→ The task
Extract the lines that hold the string "pains".

Saved entries
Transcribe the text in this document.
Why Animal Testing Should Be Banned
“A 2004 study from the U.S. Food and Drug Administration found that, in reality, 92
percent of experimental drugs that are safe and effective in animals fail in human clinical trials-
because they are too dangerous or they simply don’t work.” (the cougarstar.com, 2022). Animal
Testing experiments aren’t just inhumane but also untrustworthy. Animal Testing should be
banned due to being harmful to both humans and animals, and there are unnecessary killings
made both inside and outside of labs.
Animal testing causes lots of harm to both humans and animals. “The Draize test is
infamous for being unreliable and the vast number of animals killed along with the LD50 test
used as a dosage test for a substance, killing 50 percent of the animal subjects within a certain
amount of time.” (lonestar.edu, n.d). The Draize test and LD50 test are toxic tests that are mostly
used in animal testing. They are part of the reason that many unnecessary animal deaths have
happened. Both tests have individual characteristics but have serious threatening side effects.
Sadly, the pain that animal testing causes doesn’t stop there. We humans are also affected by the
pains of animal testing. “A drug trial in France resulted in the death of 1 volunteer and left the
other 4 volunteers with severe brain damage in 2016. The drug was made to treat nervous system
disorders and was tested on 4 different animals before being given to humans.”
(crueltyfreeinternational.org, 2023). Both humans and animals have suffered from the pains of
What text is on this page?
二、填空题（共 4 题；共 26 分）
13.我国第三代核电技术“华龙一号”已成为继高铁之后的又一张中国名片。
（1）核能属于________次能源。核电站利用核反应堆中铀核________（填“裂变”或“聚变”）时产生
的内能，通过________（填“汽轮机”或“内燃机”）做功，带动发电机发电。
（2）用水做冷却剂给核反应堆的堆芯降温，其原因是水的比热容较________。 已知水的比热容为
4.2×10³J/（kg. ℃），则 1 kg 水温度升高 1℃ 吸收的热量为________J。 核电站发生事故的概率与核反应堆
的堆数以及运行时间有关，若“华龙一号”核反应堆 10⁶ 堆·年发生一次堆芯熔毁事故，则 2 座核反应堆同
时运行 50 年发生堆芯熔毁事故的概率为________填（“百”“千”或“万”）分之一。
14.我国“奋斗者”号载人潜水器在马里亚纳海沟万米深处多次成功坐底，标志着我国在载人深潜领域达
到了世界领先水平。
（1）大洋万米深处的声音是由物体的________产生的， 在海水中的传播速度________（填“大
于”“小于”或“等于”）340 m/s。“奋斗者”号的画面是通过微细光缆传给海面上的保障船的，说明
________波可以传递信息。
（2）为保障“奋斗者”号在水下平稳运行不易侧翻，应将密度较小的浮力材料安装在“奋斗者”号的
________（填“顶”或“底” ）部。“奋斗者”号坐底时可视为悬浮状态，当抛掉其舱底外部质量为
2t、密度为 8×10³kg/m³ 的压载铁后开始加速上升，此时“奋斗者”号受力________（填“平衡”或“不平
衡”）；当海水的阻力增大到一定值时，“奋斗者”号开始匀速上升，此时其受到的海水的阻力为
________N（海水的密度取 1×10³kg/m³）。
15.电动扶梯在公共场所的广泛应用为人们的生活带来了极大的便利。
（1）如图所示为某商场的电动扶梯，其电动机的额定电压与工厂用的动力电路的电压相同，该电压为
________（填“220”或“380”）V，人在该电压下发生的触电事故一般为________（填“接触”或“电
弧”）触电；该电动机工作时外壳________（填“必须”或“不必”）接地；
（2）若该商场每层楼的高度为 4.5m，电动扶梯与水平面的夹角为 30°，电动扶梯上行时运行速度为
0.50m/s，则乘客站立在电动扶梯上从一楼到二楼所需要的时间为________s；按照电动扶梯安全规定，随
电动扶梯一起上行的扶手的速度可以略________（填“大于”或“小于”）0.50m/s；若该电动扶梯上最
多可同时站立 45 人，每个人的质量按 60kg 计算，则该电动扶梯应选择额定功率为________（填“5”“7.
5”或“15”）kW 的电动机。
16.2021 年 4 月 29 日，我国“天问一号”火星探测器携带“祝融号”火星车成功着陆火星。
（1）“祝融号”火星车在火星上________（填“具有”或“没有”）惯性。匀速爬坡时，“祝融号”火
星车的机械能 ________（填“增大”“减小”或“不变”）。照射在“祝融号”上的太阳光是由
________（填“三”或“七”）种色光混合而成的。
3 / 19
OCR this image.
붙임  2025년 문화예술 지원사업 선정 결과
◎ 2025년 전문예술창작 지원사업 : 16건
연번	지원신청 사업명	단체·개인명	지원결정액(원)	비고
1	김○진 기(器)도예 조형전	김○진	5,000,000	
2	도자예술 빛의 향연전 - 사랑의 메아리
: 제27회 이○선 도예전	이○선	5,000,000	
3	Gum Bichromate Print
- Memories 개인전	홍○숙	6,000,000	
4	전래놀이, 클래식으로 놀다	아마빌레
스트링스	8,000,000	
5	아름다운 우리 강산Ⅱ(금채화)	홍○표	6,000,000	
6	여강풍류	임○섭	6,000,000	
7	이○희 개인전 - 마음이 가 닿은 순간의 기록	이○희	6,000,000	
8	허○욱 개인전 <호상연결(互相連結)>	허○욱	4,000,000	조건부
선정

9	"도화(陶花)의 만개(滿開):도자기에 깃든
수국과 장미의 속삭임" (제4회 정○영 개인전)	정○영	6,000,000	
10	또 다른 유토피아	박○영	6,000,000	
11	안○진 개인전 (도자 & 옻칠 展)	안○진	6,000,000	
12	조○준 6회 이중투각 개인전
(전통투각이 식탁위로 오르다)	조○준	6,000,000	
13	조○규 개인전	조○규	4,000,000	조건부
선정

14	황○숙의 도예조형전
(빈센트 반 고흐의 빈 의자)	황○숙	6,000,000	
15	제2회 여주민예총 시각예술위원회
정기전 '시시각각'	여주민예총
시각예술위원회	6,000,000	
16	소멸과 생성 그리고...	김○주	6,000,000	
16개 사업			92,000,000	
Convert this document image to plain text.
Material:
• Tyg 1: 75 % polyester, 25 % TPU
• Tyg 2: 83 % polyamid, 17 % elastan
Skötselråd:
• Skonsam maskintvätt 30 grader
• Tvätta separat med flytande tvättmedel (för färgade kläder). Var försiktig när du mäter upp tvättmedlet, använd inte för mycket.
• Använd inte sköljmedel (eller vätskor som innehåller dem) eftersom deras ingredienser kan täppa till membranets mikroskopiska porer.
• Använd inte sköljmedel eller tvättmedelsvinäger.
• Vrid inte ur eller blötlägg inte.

→ The response
pains of animal testing. “A drug trial in France resulted in the death of 1 volunteer and left the
(crueltyfreeinternational.org, 2023). Both humans and animals have suffered from the pains of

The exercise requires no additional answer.